(Stored dataset items)
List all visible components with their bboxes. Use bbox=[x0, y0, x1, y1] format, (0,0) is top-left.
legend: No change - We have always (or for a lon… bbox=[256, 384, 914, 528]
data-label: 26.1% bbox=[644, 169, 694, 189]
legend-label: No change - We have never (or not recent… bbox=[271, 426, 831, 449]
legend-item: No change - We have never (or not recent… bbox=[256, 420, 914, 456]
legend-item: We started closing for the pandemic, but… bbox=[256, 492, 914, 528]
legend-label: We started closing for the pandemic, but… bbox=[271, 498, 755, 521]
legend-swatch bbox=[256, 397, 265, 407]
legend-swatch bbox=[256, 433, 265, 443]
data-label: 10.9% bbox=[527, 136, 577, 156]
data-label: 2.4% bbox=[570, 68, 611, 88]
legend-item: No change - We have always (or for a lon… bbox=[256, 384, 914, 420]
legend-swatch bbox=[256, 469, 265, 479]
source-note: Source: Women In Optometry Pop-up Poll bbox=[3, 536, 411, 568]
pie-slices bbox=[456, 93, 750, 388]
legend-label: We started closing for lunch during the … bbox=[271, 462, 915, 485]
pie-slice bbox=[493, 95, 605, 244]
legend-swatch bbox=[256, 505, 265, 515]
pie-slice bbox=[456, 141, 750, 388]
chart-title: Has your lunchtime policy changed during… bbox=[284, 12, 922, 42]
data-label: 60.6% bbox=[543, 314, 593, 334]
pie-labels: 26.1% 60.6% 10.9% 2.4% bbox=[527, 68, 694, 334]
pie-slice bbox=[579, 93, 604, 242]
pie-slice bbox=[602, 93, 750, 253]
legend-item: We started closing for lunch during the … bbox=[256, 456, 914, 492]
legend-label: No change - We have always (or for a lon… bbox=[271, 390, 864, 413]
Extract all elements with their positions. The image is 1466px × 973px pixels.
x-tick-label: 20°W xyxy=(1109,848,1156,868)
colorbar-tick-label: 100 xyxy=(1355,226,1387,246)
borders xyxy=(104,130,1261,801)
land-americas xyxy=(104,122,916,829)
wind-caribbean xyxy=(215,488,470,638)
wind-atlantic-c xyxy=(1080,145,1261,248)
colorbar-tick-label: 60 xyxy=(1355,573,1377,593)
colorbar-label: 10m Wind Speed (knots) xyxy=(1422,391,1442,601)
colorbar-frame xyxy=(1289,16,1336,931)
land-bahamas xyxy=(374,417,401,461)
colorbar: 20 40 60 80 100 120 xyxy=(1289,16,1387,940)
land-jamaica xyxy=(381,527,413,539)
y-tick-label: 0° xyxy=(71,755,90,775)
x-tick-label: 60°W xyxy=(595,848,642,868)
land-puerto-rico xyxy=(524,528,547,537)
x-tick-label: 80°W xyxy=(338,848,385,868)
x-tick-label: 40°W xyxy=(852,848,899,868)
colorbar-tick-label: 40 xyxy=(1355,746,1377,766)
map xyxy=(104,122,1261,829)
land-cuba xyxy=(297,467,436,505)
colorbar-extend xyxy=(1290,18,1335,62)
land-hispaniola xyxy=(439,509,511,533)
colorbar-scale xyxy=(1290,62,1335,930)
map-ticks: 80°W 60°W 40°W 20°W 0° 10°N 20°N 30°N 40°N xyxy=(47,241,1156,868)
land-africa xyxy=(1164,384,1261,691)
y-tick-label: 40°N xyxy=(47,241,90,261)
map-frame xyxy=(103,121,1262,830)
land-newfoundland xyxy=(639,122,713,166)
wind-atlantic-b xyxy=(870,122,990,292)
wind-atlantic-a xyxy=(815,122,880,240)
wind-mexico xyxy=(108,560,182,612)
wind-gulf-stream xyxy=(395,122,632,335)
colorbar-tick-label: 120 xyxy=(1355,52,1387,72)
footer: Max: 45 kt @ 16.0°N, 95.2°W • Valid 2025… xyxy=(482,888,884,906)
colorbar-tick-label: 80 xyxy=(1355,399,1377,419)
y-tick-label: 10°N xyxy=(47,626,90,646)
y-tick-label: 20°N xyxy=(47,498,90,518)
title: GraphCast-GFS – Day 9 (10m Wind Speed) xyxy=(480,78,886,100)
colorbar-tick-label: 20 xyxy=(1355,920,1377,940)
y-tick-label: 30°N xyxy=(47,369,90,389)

[GIVEN TASK]: Reproduce all of the material with each "legend-swatch" swapped for "legend-marker", leaving every other character as it is.

[ANSWER TO THE EXERCISE]:
List all visible components with their bboxes. Use bbox=[x0, y0, x1, y1] format, (0,0) is top-left.
legend: No change - We have always (or for a lon… bbox=[256, 384, 914, 528]
data-label: 26.1% bbox=[644, 169, 694, 189]
legend-label: No change - We have never (or not recent… bbox=[271, 426, 831, 449]
legend-item: No change - We have never (or not recent… bbox=[256, 420, 914, 456]
legend-item: We started closing for the pandemic, but… bbox=[256, 492, 914, 528]
legend-label: We started closing for the pandemic, but… bbox=[271, 498, 755, 521]
legend-marker bbox=[256, 397, 265, 407]
legend-marker bbox=[256, 433, 265, 443]
data-label: 10.9% bbox=[527, 136, 577, 156]
data-label: 2.4% bbox=[570, 68, 611, 88]
legend-item: No change - We have always (or for a lon… bbox=[256, 384, 914, 420]
legend-marker bbox=[256, 469, 265, 479]
source-note: Source: Women In Optometry Pop-up Poll bbox=[3, 536, 411, 568]
pie-slices bbox=[456, 93, 750, 388]
legend-label: We started closing for lunch during the … bbox=[271, 462, 915, 485]
pie-slice bbox=[493, 95, 605, 244]
legend-marker bbox=[256, 505, 265, 515]
pie-slice bbox=[456, 141, 750, 388]
chart-title: Has your lunchtime policy changed during… bbox=[284, 12, 922, 42]
data-label: 60.6% bbox=[543, 314, 593, 334]
pie-labels: 26.1% 60.6% 10.9% 2.4% bbox=[527, 68, 694, 334]
pie-slice bbox=[579, 93, 604, 242]
pie-slice bbox=[602, 93, 750, 253]
legend-item: We started closing for lunch during the … bbox=[256, 456, 914, 492]
legend-label: No change - We have always (or for a lon… bbox=[271, 390, 864, 413]
Extract all elements with their positions. The image is 1466px × 973px pixels.
x-tick-label: 20°W xyxy=(1109,848,1156,868)
colorbar-tick-label: 100 xyxy=(1355,226,1387,246)
borders xyxy=(104,130,1261,801)
land-americas xyxy=(104,122,916,829)
wind-caribbean xyxy=(215,488,470,638)
wind-atlantic-c xyxy=(1080,145,1261,248)
colorbar-tick-label: 60 xyxy=(1355,573,1377,593)
colorbar-label: 10m Wind Speed (knots) xyxy=(1422,391,1442,601)
colorbar-frame xyxy=(1289,16,1336,931)
land-bahamas xyxy=(374,417,401,461)
colorbar: 20 40 60 80 100 120 xyxy=(1289,16,1387,940)
land-jamaica xyxy=(381,527,413,539)
y-tick-label: 0° xyxy=(71,755,90,775)
x-tick-label: 60°W xyxy=(595,848,642,868)
land-puerto-rico xyxy=(524,528,547,537)
x-tick-label: 80°W xyxy=(338,848,385,868)
x-tick-label: 40°W xyxy=(852,848,899,868)
colorbar-tick-label: 40 xyxy=(1355,746,1377,766)
map xyxy=(104,122,1261,829)
land-cuba xyxy=(297,467,436,505)
colorbar-extend xyxy=(1290,18,1335,62)
land-hispaniola xyxy=(439,509,511,533)
colorbar-scale xyxy=(1290,62,1335,930)
map-ticks: 80°W 60°W 40°W 20°W 0° 10°N 20°N 30°N 40°N xyxy=(47,241,1156,868)
land-africa xyxy=(1164,384,1261,691)
y-tick-label: 40°N xyxy=(47,241,90,261)
map-frame xyxy=(103,121,1262,830)
land-newfoundland xyxy=(639,122,713,166)
wind-atlantic-b xyxy=(870,122,990,292)
wind-atlantic-a xyxy=(815,122,880,240)
wind-mexico xyxy=(108,560,182,612)
wind-gulf-stream xyxy=(395,122,632,335)
colorbar-tick-label: 120 xyxy=(1355,52,1387,72)
footer: Max: 45 kt @ 16.0°N, 95.2°W • Valid 2025… xyxy=(482,888,884,906)
colorbar-tick-label: 80 xyxy=(1355,399,1377,419)
y-tick-label: 10°N xyxy=(47,626,90,646)
y-tick-label: 20°N xyxy=(47,498,90,518)
title: GraphCast-GFS – Day 9 (10m Wind Speed) xyxy=(480,78,886,100)
colorbar-tick-label: 20 xyxy=(1355,920,1377,940)
y-tick-label: 30°N xyxy=(47,369,90,389)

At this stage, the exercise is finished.